GOAL OF THE EXERCISE:
Skip the pictures. Copy all the rest of the records down exactly.

[Saved data entries]
==============================

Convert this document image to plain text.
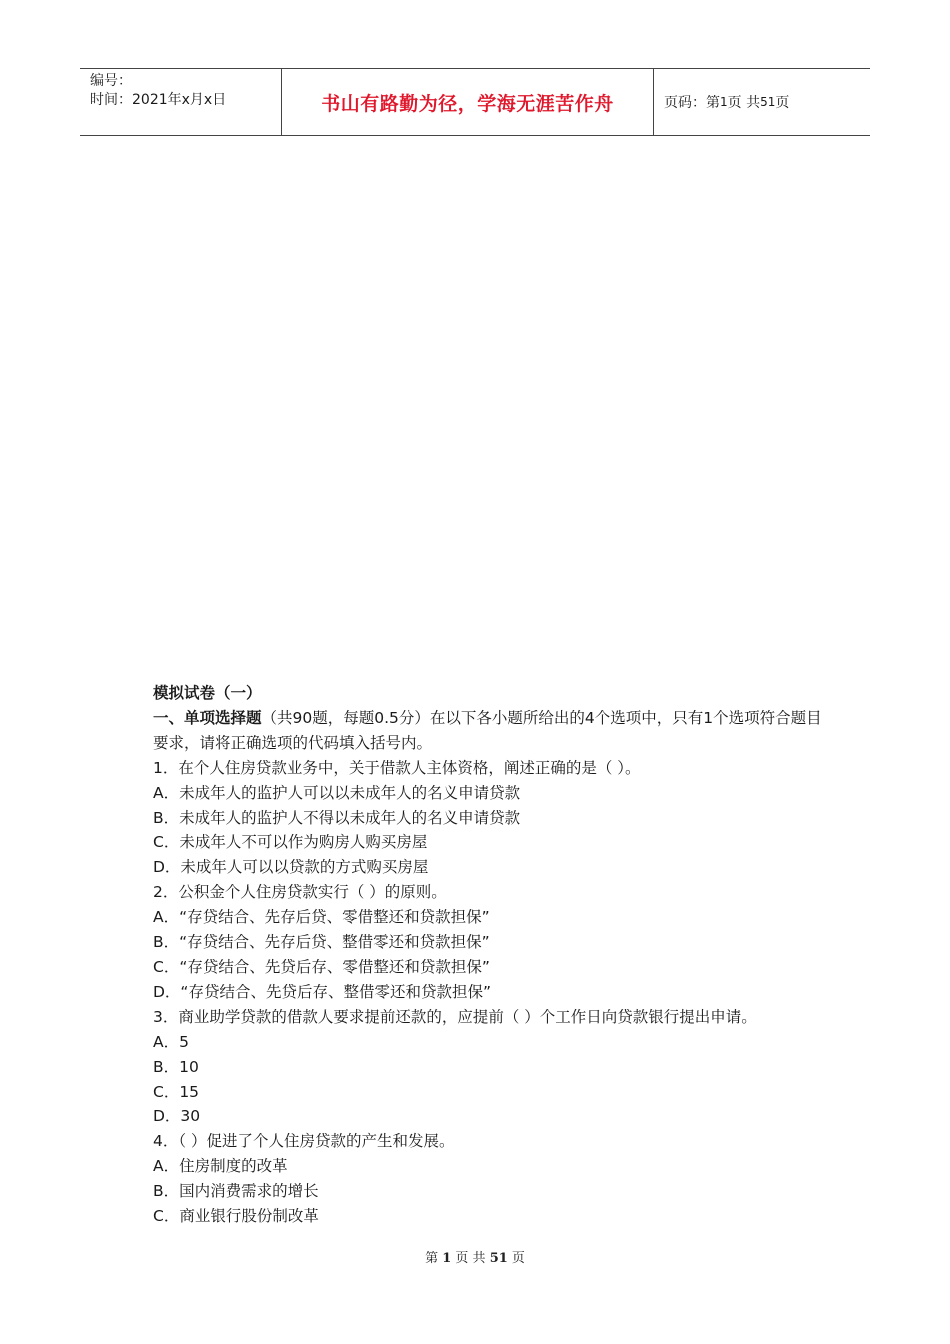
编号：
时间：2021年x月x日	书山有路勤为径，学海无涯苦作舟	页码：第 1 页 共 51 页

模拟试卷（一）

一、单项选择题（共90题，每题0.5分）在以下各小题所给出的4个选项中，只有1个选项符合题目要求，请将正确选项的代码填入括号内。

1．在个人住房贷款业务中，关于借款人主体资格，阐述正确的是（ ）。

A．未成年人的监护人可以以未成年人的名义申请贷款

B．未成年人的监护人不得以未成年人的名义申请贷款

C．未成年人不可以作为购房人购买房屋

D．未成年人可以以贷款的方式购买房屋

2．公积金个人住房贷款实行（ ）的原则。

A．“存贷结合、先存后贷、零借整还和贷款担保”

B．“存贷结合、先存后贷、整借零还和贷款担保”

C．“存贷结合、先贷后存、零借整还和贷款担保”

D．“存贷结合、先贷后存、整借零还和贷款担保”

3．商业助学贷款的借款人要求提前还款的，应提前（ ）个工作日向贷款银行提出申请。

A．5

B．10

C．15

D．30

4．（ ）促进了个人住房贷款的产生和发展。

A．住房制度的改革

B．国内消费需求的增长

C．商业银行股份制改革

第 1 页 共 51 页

==============================

WRITTEN RESPONSE:
Convert this document image to plain text.
编号：
时间：2021年x月x日	书山有路勤为径，学海无涯苦作舟	页码：第 1 页 共 51 页

模拟试卷（一）

一、单项选择题（共90题，每题0.5分）在以下各小题所给出的4个选项中，只有1个选项符合题目要求，请将正确选项的代码填入括号内。

1．在个人住房贷款业务中，关于借款人主体资格，阐述正确的是（ ）。

A．未成年人的监护人可以以未成年人的名义申请贷款

B．未成年人的监护人不得以未成年人的名义申请贷款

C．未成年人不可以作为购房人购买房屋

D．未成年人可以以贷款的方式购买房屋

2．公积金个人住房贷款实行（ ）的原则。

A．“存贷结合、先存后贷、零借整还和贷款担保”

B．“存贷结合、先存后贷、整借零还和贷款担保”

C．“存贷结合、先贷后存、零借整还和贷款担保”

D．“存贷结合、先贷后存、整借零还和贷款担保”

3．商业助学贷款的借款人要求提前还款的，应提前（ ）个工作日向贷款银行提出申请。

A．5

B．10

C．15

D．30

4．（ ）促进了个人住房贷款的产生和发展。

A．住房制度的改革

B．国内消费需求的增长

C．商业银行股份制改革

第 1 页 共 51 页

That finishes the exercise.